### Your instructions
Search the material for "companies" and show all lines that contain it.

### Records provided
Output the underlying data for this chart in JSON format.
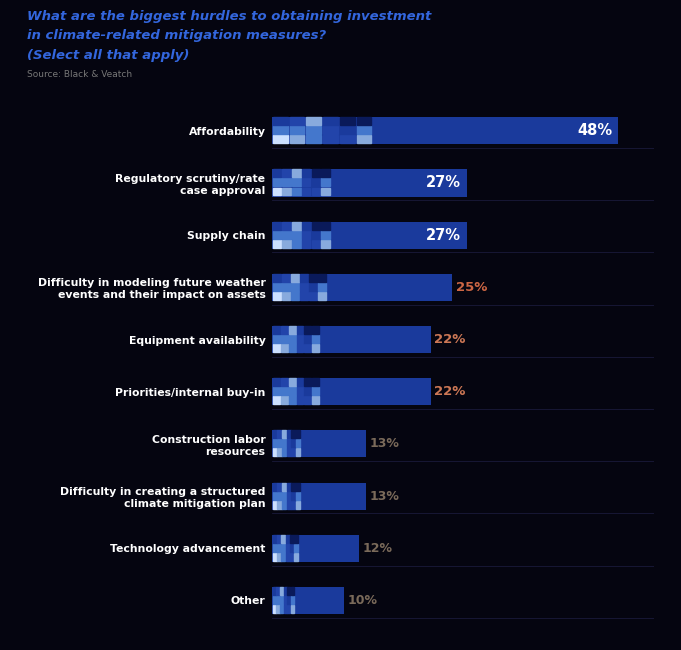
{
  "title_line1": "What are the biggest hurdles to obtaining investment",
  "title_line2": "in climate-related mitigation measures?",
  "title_line3": "(Select all that apply)",
  "source": "Source: Black & Veatch",
  "background_color": "#050510",
  "categories": [
    "Affordability",
    "Regulatory scrutiny/rate\ncase approval",
    "Supply chain",
    "Difficulty in modeling future weather\nevents and their impact on assets",
    "Equipment availability",
    "Priorities/internal buy-in",
    "Construction labor\nresources",
    "Difficulty in creating a structured\nclimate mitigation plan",
    "Technology advancement",
    "Other"
  ],
  "values": [
    48,
    27,
    27,
    25,
    22,
    22,
    13,
    13,
    12,
    10
  ],
  "bar_color_main": "#1a3a9c",
  "bar_color_light": "#4477cc",
  "pixel_color_light": "#88aadd",
  "pixel_color_white": "#cce0ff",
  "title_color": "#3366dd",
  "label_color_white": "#ffffff",
  "label_color_outside": "#7a6a5a",
  "source_color": "#777777",
  "max_value": 50
}
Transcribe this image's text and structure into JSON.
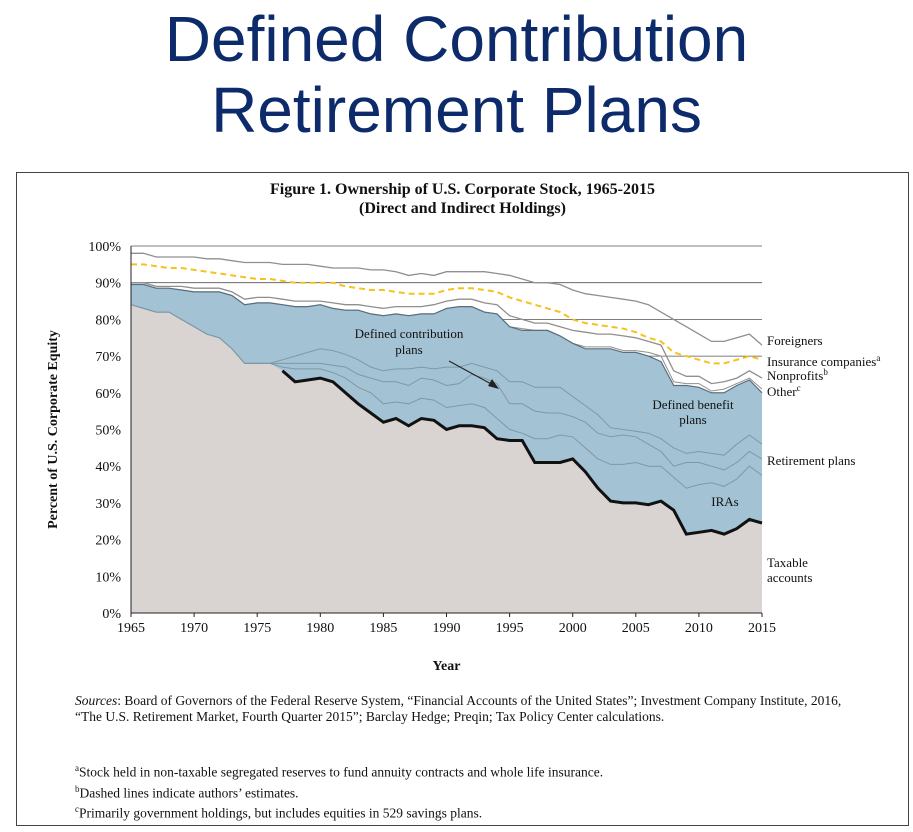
{
  "slide": {
    "title_line1": "Defined Contribution",
    "title_line2": "Retirement Plans"
  },
  "figure": {
    "title_line1": "Figure 1. Ownership of U.S. Corporate Stock, 1965-2015",
    "title_line2": "(Direct and Indirect Holdings)",
    "sources_label": "Sources",
    "sources_text": ": Board of Governors of the Federal Reserve System, “Financial Accounts of the United States”; Investment Company Institute, 2016, “The U.S. Retirement Market, Fourth Quarter 2015”; Barclay Hedge; Preqin; Tax Policy Center calculations.",
    "notes": [
      {
        "mark": "a",
        "text": "Stock held in non-taxable segregated reserves to fund annuity contracts and whole life insurance."
      },
      {
        "mark": "b",
        "text": "Dashed lines indicate authors’ estimates."
      },
      {
        "mark": "c",
        "text": "Primarily government holdings, but includes equities in 529 savings plans."
      }
    ]
  },
  "colors": {
    "taxable": "#d9d3d1",
    "retirement": "#a3c3d4",
    "ira_line": "#111111",
    "insurance_line": "#f6c21b",
    "boundary": "#8f8f8f",
    "gridline": "#555555"
  },
  "chart_data": {
    "type": "area",
    "title": "Figure 1. Ownership of U.S. Corporate Stock, 1965-2015",
    "subtitle": "(Direct and Indirect Holdings)",
    "xlabel": "Year",
    "ylabel": "Percent of U.S. Corporate Equity",
    "xlim": [
      1965,
      2015
    ],
    "ylim": [
      0,
      100
    ],
    "x_ticks": [
      "1965",
      "1970",
      "1975",
      "1980",
      "1985",
      "1990",
      "1995",
      "2000",
      "2005",
      "2010",
      "2015"
    ],
    "y_ticks": [
      "0%",
      "10%",
      "20%",
      "30%",
      "40%",
      "50%",
      "60%",
      "70%",
      "80%",
      "90%",
      "100%"
    ],
    "grid": "horizontal",
    "x": [
      1965,
      1966,
      1967,
      1968,
      1969,
      1970,
      1971,
      1972,
      1973,
      1974,
      1975,
      1976,
      1977,
      1978,
      1979,
      1980,
      1981,
      1982,
      1983,
      1984,
      1985,
      1986,
      1987,
      1988,
      1989,
      1990,
      1991,
      1992,
      1993,
      1994,
      1995,
      1996,
      1997,
      1998,
      1999,
      2000,
      2001,
      2002,
      2003,
      2004,
      2005,
      2006,
      2007,
      2008,
      2009,
      2010,
      2011,
      2012,
      2013,
      2014,
      2015
    ],
    "series": [
      {
        "name": "Taxable accounts",
        "values": [
          84,
          83,
          82,
          82,
          80,
          78,
          76,
          75,
          72,
          68,
          68,
          68,
          66,
          63,
          63.5,
          64,
          63,
          60,
          57,
          54.5,
          52,
          53,
          51,
          53,
          52.5,
          50,
          51,
          51,
          50.5,
          47.5,
          47,
          47,
          41,
          41,
          41,
          42,
          38.5,
          34,
          30.5,
          30,
          30,
          29.5,
          30.5,
          28,
          21.5,
          22,
          22.5,
          21.5,
          23,
          25.5,
          24.5
        ]
      },
      {
        "name": "IRAs",
        "values": [
          84,
          83,
          82,
          82,
          80,
          78,
          76,
          75,
          72,
          68,
          68,
          68,
          67,
          66.5,
          66.5,
          66.5,
          65.5,
          64,
          61.5,
          60,
          57,
          57.5,
          57,
          58.5,
          58,
          56,
          56.5,
          57,
          56,
          53,
          50,
          49,
          47.5,
          47.5,
          48.5,
          48,
          45,
          42,
          40.5,
          40.5,
          41,
          40,
          40,
          37,
          34,
          35,
          35.5,
          34.5,
          36.5,
          40,
          37.5
        ]
      },
      {
        "name": "Defined contribution plans",
        "values": [
          84,
          83,
          82,
          82,
          80,
          78,
          76,
          75,
          72,
          68,
          68,
          68,
          68,
          68,
          68,
          68,
          67.5,
          67,
          65,
          64,
          63,
          63,
          62,
          64,
          63.5,
          62,
          62.5,
          65,
          64,
          62.5,
          57,
          57,
          55,
          54.5,
          54.5,
          53.5,
          52,
          49,
          48,
          48.5,
          48,
          46,
          44,
          40,
          41,
          41,
          40,
          39,
          41,
          44,
          42
        ]
      },
      {
        "name": "Retirement plans",
        "values": [
          84,
          83,
          82,
          82,
          80,
          78,
          76,
          75,
          72,
          68,
          68,
          68,
          69,
          70,
          71,
          72,
          71.5,
          70.5,
          69,
          67,
          66,
          66.5,
          66.5,
          67,
          66.5,
          67,
          67,
          68,
          67,
          66,
          63,
          63,
          61.5,
          61.5,
          61.5,
          59,
          56.5,
          54,
          50.5,
          50,
          49.5,
          49,
          47.5,
          45,
          43.5,
          44,
          43.5,
          43,
          46,
          48.5,
          46
        ]
      },
      {
        "name": "Defined benefit plans",
        "values": [
          89.5,
          89.5,
          88.5,
          88.5,
          88,
          87.5,
          87.5,
          87.5,
          86.5,
          84,
          84.5,
          84.5,
          84,
          83.5,
          83.5,
          84,
          83,
          82.5,
          82.5,
          81.5,
          81,
          81.5,
          81,
          81.5,
          81.5,
          83,
          83.5,
          83.5,
          82,
          81.5,
          78,
          77,
          77,
          77,
          75.5,
          73.5,
          72,
          72,
          72,
          71,
          71,
          70,
          68.5,
          62,
          62,
          61.5,
          60,
          60,
          62,
          63.5,
          60
        ]
      },
      {
        "name": "Other",
        "values": [
          89.5,
          89.5,
          88.5,
          88.5,
          88,
          87.5,
          87.5,
          87.5,
          86.5,
          84,
          84.5,
          84.5,
          84,
          83.5,
          83.5,
          84,
          83,
          82.5,
          82.5,
          81.5,
          81,
          81.5,
          81,
          81.5,
          81.5,
          83,
          83.5,
          83.5,
          82,
          81.5,
          78,
          77.5,
          77,
          77,
          75.5,
          73.5,
          72.5,
          72.5,
          72.5,
          71.5,
          71.5,
          71,
          70,
          63,
          62.5,
          62.5,
          60.5,
          61,
          62.5,
          64,
          61
        ]
      },
      {
        "name": "Nonprofits",
        "values": [
          90,
          90,
          89,
          89,
          89,
          88.5,
          88.5,
          88.5,
          87.5,
          85.5,
          86,
          86,
          85.5,
          85,
          85,
          85,
          84.5,
          84,
          84,
          83.5,
          83,
          83.5,
          83.5,
          83.5,
          84,
          85,
          85.5,
          85.5,
          84.5,
          84,
          81,
          80,
          79,
          79,
          78,
          77,
          76.5,
          76,
          76,
          75.5,
          75,
          74,
          73,
          66,
          64.5,
          64.5,
          62.5,
          63,
          64,
          66,
          64
        ]
      },
      {
        "name": "Insurance companies",
        "values": [
          95,
          95,
          94.5,
          94,
          94,
          93.5,
          93,
          92.5,
          92,
          91.5,
          91,
          91,
          90.5,
          90,
          90,
          90,
          90,
          89,
          88.5,
          88,
          88,
          87.5,
          87,
          87,
          87,
          88,
          88.5,
          88.5,
          88,
          87.5,
          86,
          85,
          84,
          83,
          82,
          80,
          79,
          78.5,
          78,
          77.5,
          76.5,
          75,
          74,
          71,
          70,
          69,
          68,
          68,
          69,
          70,
          69
        ]
      },
      {
        "name": "Foreigners",
        "values": [
          98,
          98,
          97,
          97,
          97,
          97,
          96.5,
          96.5,
          96,
          95.5,
          95.5,
          95.5,
          95,
          95,
          95,
          94.5,
          94,
          94,
          94,
          93.5,
          93.5,
          93,
          92,
          92.5,
          92,
          93,
          93,
          93,
          93,
          92.5,
          92,
          91,
          90,
          90,
          89.5,
          88,
          87,
          86.5,
          86,
          85.5,
          85,
          84,
          82,
          80,
          78,
          76,
          74,
          74,
          75,
          76,
          73
        ]
      }
    ],
    "series_labels": [
      "Foreigners",
      "Insurance companies",
      "Nonprofits",
      "Other",
      "Defined benefit plans",
      "Retirement plans",
      "IRAs",
      "Taxable accounts"
    ],
    "label_superscripts": {
      "Insurance companies": "a",
      "Nonprofits": "b",
      "Other": "c"
    },
    "annotation": "Defined contribution plans",
    "inner_labels": {
      "defined_benefit_line1": "Defined benefit",
      "defined_benefit_line2": "plans",
      "dc_line1": "Defined contribution",
      "dc_line2": "plans",
      "iras": "IRAs"
    },
    "right_labels": {
      "taxable_line1": "Taxable",
      "taxable_line2": "accounts"
    }
  }
}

### Output of the exercise
        "name": "Insurance companies",
      "Insurance companies",
      "Insurance companies": "a",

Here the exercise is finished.